Copy each line of the records that holds the string "image".

### Record extracts
## Begin
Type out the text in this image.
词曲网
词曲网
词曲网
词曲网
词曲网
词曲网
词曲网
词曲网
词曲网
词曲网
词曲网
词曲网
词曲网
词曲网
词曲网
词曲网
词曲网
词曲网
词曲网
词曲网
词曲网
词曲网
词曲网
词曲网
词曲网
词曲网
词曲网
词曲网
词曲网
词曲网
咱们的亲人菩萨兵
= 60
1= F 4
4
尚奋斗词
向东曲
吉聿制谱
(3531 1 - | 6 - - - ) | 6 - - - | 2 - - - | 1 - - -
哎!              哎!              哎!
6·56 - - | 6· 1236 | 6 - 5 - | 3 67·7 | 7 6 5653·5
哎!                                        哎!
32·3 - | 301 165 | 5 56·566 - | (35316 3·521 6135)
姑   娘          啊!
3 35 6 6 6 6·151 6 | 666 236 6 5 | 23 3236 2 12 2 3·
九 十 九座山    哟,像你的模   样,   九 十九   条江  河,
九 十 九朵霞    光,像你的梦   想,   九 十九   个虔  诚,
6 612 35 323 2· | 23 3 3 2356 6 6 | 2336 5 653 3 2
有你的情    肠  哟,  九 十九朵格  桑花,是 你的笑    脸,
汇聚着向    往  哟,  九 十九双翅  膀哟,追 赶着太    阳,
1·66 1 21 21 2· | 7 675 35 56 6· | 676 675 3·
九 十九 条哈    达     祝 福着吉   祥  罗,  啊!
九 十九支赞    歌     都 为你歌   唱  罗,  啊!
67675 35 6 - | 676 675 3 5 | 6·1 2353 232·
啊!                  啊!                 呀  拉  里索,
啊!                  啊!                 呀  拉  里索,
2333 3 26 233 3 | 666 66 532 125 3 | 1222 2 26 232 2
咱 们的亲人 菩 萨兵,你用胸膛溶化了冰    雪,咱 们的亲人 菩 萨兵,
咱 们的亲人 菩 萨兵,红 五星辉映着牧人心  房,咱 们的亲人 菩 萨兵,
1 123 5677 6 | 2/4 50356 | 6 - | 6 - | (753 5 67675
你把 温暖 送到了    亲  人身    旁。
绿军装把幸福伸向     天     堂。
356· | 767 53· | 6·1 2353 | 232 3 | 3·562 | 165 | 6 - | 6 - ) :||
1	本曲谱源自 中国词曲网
## End
## Begin
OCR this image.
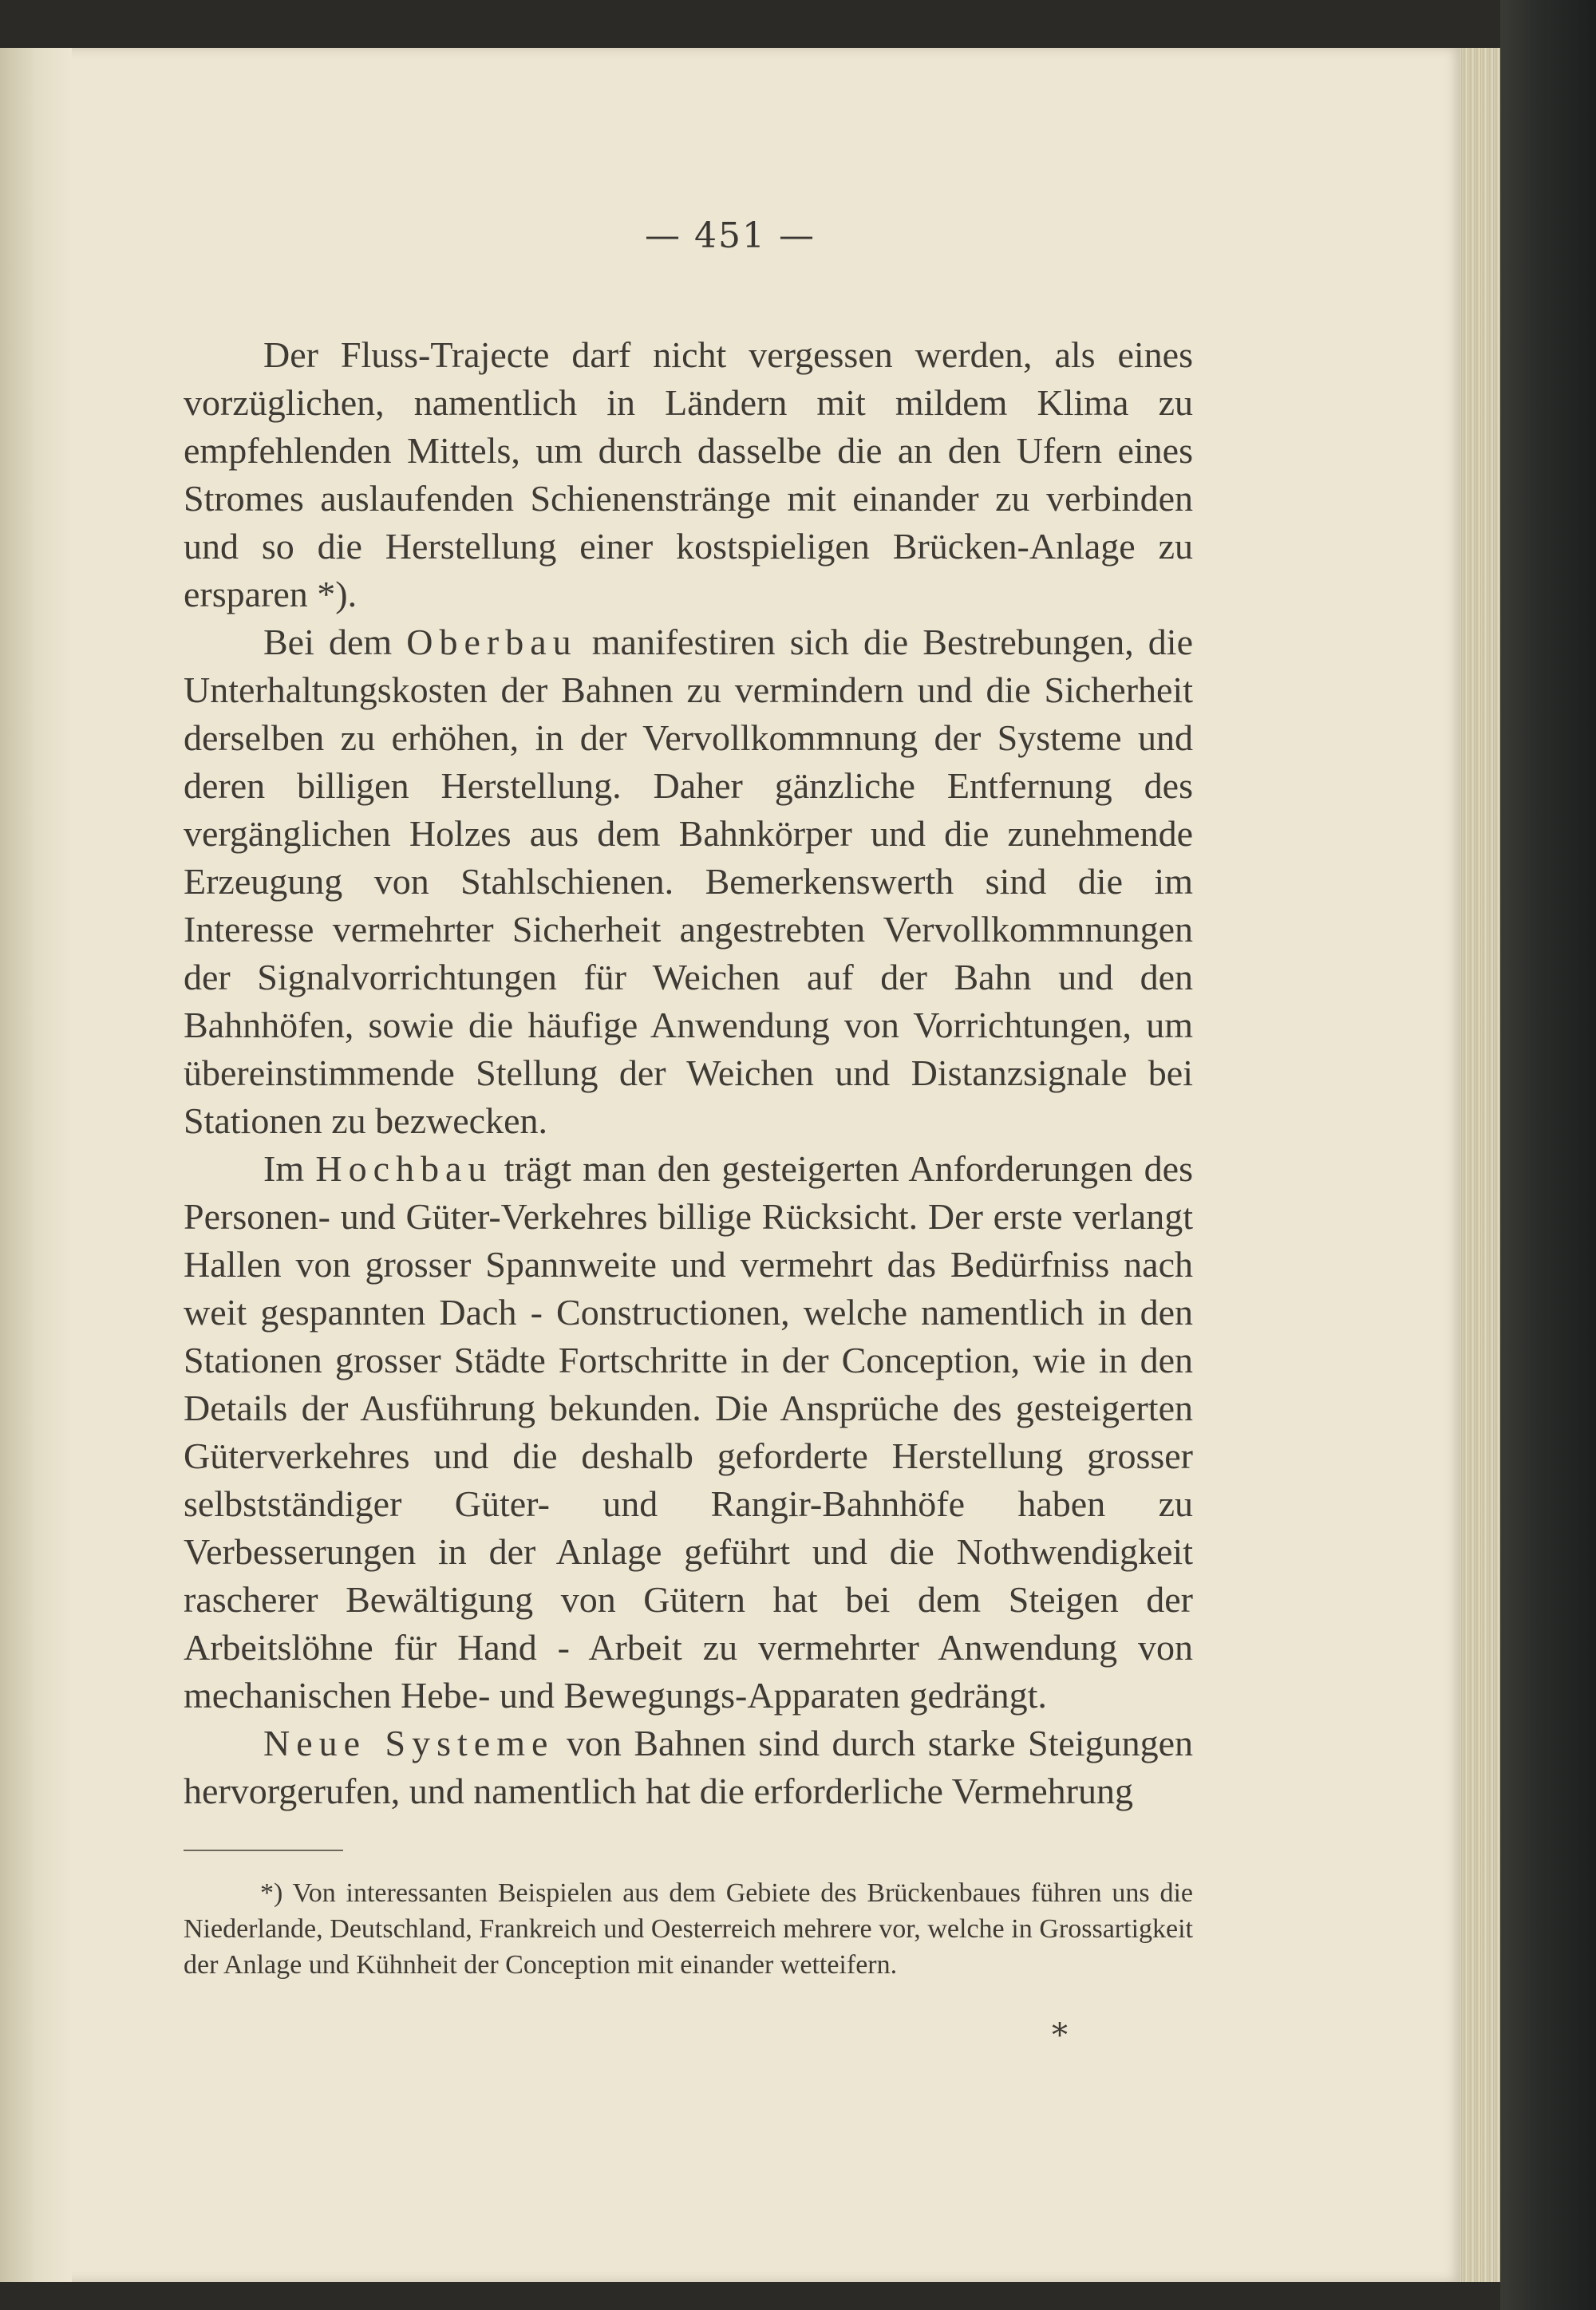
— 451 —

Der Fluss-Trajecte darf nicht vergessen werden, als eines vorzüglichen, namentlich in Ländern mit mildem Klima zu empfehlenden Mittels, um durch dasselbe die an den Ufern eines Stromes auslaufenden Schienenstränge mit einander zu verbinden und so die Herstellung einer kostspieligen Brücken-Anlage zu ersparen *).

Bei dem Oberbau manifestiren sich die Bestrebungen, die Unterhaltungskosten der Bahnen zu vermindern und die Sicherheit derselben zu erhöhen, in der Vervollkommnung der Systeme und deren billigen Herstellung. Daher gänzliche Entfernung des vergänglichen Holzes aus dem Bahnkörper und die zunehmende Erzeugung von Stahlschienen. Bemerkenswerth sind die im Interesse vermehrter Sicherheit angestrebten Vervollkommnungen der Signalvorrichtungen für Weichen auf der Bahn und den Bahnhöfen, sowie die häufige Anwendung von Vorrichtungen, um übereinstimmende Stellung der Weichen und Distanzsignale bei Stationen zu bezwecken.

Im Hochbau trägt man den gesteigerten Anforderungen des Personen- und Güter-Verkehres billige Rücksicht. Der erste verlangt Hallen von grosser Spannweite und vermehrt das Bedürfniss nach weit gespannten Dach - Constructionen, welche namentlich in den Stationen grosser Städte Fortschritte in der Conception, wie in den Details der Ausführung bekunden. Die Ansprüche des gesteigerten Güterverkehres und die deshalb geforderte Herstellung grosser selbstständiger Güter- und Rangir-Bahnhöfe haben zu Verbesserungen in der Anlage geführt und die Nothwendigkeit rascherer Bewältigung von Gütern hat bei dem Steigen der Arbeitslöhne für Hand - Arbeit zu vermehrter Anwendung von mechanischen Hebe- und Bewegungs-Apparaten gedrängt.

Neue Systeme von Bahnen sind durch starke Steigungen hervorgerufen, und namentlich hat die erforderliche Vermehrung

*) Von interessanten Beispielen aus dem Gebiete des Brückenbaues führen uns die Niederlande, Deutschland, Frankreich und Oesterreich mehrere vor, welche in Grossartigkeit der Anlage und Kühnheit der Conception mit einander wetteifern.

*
## End
### The response
Type out the text in this image.
OCR this image.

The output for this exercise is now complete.